Record set =>
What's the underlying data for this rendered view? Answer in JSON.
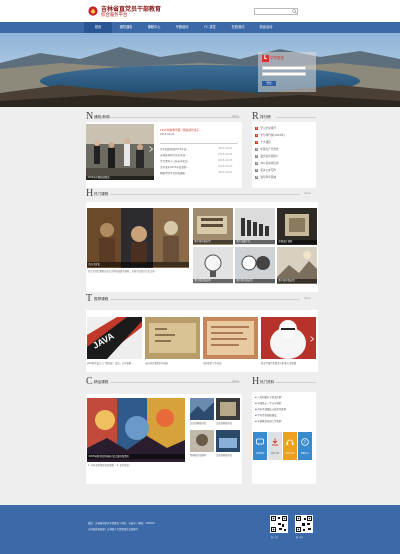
{
  "header": {
    "logo_text": "吉林省直党员干部教育",
    "subtitle": "综合服务平台",
    "search_placeholder": ""
  },
  "nav": {
    "items": [
      "首页",
      "通知通告",
      "课程中心",
      "专题培训",
      "FC 讲堂",
      "在线测试",
      "精品活动"
    ]
  },
  "login": {
    "badge": "L",
    "title": "学员登录",
    "button": "登录"
  },
  "news": {
    "letter": "N",
    "title": "通知/新闻",
    "more": "more",
    "headline": "2015年秋季学期（党政领导班子...",
    "headline_date": "2015-09-01",
    "rows": [
      {
        "text": "关于组织开展2015年度...",
        "date": "2015-09-01"
      },
      {
        "text": "吉林省直机关党员干部...",
        "date": "2015-09-01"
      },
      {
        "text": "学习贯彻十八届五中全会...",
        "date": "2015-09-01"
      },
      {
        "text": "关于发布2015年度课程...",
        "date": "2015-09-01"
      },
      {
        "text": "网络学院平台升级通知...",
        "date": "2015-09-01"
      }
    ],
    "image_caption": "2015年中期培训情况"
  },
  "ranking": {
    "letter": "R",
    "title": "排行榜",
    "items": [
      "学习之星排行",
      "学分排行榜(2015年)",
      "十大课程",
      "中国共产党党史",
      "政务信息化简介",
      "办公自动化应用",
      "机关公文写作",
      "领导科学基础"
    ]
  },
  "hot_courses": {
    "letter": "H",
    "title": "热门课程",
    "more": "more",
    "main_caption": "西方文化史",
    "main_desc": "西方文化史课程以西方文明的发展为线索，系统介绍西方历史文化...",
    "tiles": [
      {
        "caption": "数字图书馆应用"
      },
      {
        "caption": "数字出版产业"
      },
      {
        "caption": "外观设计创新"
      },
      {
        "caption": "数字图书馆应用"
      },
      {
        "caption": "数字图书馆应用"
      },
      {
        "caption": "数字图书馆应用"
      }
    ]
  },
  "recommended": {
    "letter": "T",
    "title": "推荐课程",
    "more": "more",
    "items": [
      {
        "caption": "JAVA程序设计入门到高级：语法，让你掌握..."
      },
      {
        "caption": "宋史研究课程系列讲座"
      },
      {
        "caption": "全国优秀工作总结"
      },
      {
        "caption": "新文学现代化推进与新观点 更新版"
      }
    ]
  },
  "featured": {
    "letter": "C",
    "title": "精品课程",
    "more": "more",
    "main_caption": "2015年图书馆活动研讨会之图书馆资讯",
    "main_desc": "1. 中外美术精彩赏析课程... 2. 名作欣赏...",
    "small": [
      {
        "caption": "走进经典图书馆"
      },
      {
        "caption": "走进经典图书馆"
      },
      {
        "caption": "经典图书馆推荐"
      },
      {
        "caption": "走进经典图书馆"
      }
    ]
  },
  "hot_materials": {
    "letter": "H",
    "title": "热门资料",
    "items": [
      "入党积极分子培训大纲",
      "中国第十一个五年规划",
      "党员干部廉洁从政若干准则",
      "学习型党组织建设",
      "干部教育培训工作条例"
    ],
    "tiles": [
      "在线咨询",
      "资料下载",
      "学习工具",
      "帮助中心"
    ]
  },
  "footer": {
    "line1": "版权：吉林省直机关干部教育 | 地址：长春市 | 邮编：130000",
    "line2": "吉林省委组织部 | 吉林省人力资源和社会保障厅",
    "qr_caption_1": "扫一扫",
    "qr_caption_2": "扫一扫"
  },
  "colors": {
    "nav": "#3c6aa8",
    "accent": "#d9342b",
    "footer": "#3c6aa8"
  }
}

What to work on =>
Quote all the lines above exactly as given. Do not include the pictures.

Worked solution =>
What's the underlying data for this rendered view? Answer in JSON.
{
  "header": {
    "logo_text": "吉林省直党员干部教育",
    "subtitle": "综合服务平台",
    "search_placeholder": ""
  },
  "nav": {
    "items": [
      "首页",
      "通知通告",
      "课程中心",
      "专题培训",
      "FC 讲堂",
      "在线测试",
      "精品活动"
    ]
  },
  "login": {
    "badge": "L",
    "title": "学员登录",
    "button": "登录"
  },
  "news": {
    "letter": "N",
    "title": "通知/新闻",
    "more": "more",
    "headline": "2015年秋季学期（党政领导班子...",
    "headline_date": "2015-09-01",
    "rows": [
      {
        "text": "关于组织开展2015年度...",
        "date": "2015-09-01"
      },
      {
        "text": "吉林省直机关党员干部...",
        "date": "2015-09-01"
      },
      {
        "text": "学习贯彻十八届五中全会...",
        "date": "2015-09-01"
      },
      {
        "text": "关于发布2015年度课程...",
        "date": "2015-09-01"
      },
      {
        "text": "网络学院平台升级通知...",
        "date": "2015-09-01"
      }
    ],
    "image_caption": "2015年中期培训情况"
  },
  "ranking": {
    "letter": "R",
    "title": "排行榜",
    "items": [
      "学习之星排行",
      "学分排行榜(2015年)",
      "十大课程",
      "中国共产党党史",
      "政务信息化简介",
      "办公自动化应用",
      "机关公文写作",
      "领导科学基础"
    ]
  },
  "hot_courses": {
    "letter": "H",
    "title": "热门课程",
    "more": "more",
    "main_caption": "西方文化史",
    "main_desc": "西方文化史课程以西方文明的发展为线索，系统介绍西方历史文化...",
    "tiles": [
      {
        "caption": "数字图书馆应用"
      },
      {
        "caption": "数字出版产业"
      },
      {
        "caption": "外观设计创新"
      },
      {
        "caption": "数字图书馆应用"
      },
      {
        "caption": "数字图书馆应用"
      },
      {
        "caption": "数字图书馆应用"
      }
    ]
  },
  "recommended": {
    "letter": "T",
    "title": "推荐课程",
    "more": "more",
    "items": [
      {
        "caption": "JAVA程序设计入门到高级：语法，让你掌握..."
      },
      {
        "caption": "宋史研究课程系列讲座"
      },
      {
        "caption": "全国优秀工作总结"
      },
      {
        "caption": "新文学现代化推进与新观点 更新版"
      }
    ]
  },
  "featured": {
    "letter": "C",
    "title": "精品课程",
    "more": "more",
    "main_caption": "2015年图书馆活动研讨会之图书馆资讯",
    "main_desc": "1. 中外美术精彩赏析课程... 2. 名作欣赏...",
    "small": [
      {
        "caption": "走进经典图书馆"
      },
      {
        "caption": "走进经典图书馆"
      },
      {
        "caption": "经典图书馆推荐"
      },
      {
        "caption": "走进经典图书馆"
      }
    ]
  },
  "hot_materials": {
    "letter": "H",
    "title": "热门资料",
    "items": [
      "入党积极分子培训大纲",
      "中国第十一个五年规划",
      "党员干部廉洁从政若干准则",
      "学习型党组织建设",
      "干部教育培训工作条例"
    ],
    "tiles": [
      "在线咨询",
      "资料下载",
      "学习工具",
      "帮助中心"
    ]
  },
  "footer": {
    "line1": "版权：吉林省直机关干部教育 | 地址：长春市 | 邮编：130000",
    "line2": "吉林省委组织部 | 吉林省人力资源和社会保障厅",
    "qr_caption_1": "扫一扫",
    "qr_caption_2": "扫一扫"
  },
  "colors": {
    "nav": "#3c6aa8",
    "accent": "#d9342b",
    "footer": "#3c6aa8"
  }
}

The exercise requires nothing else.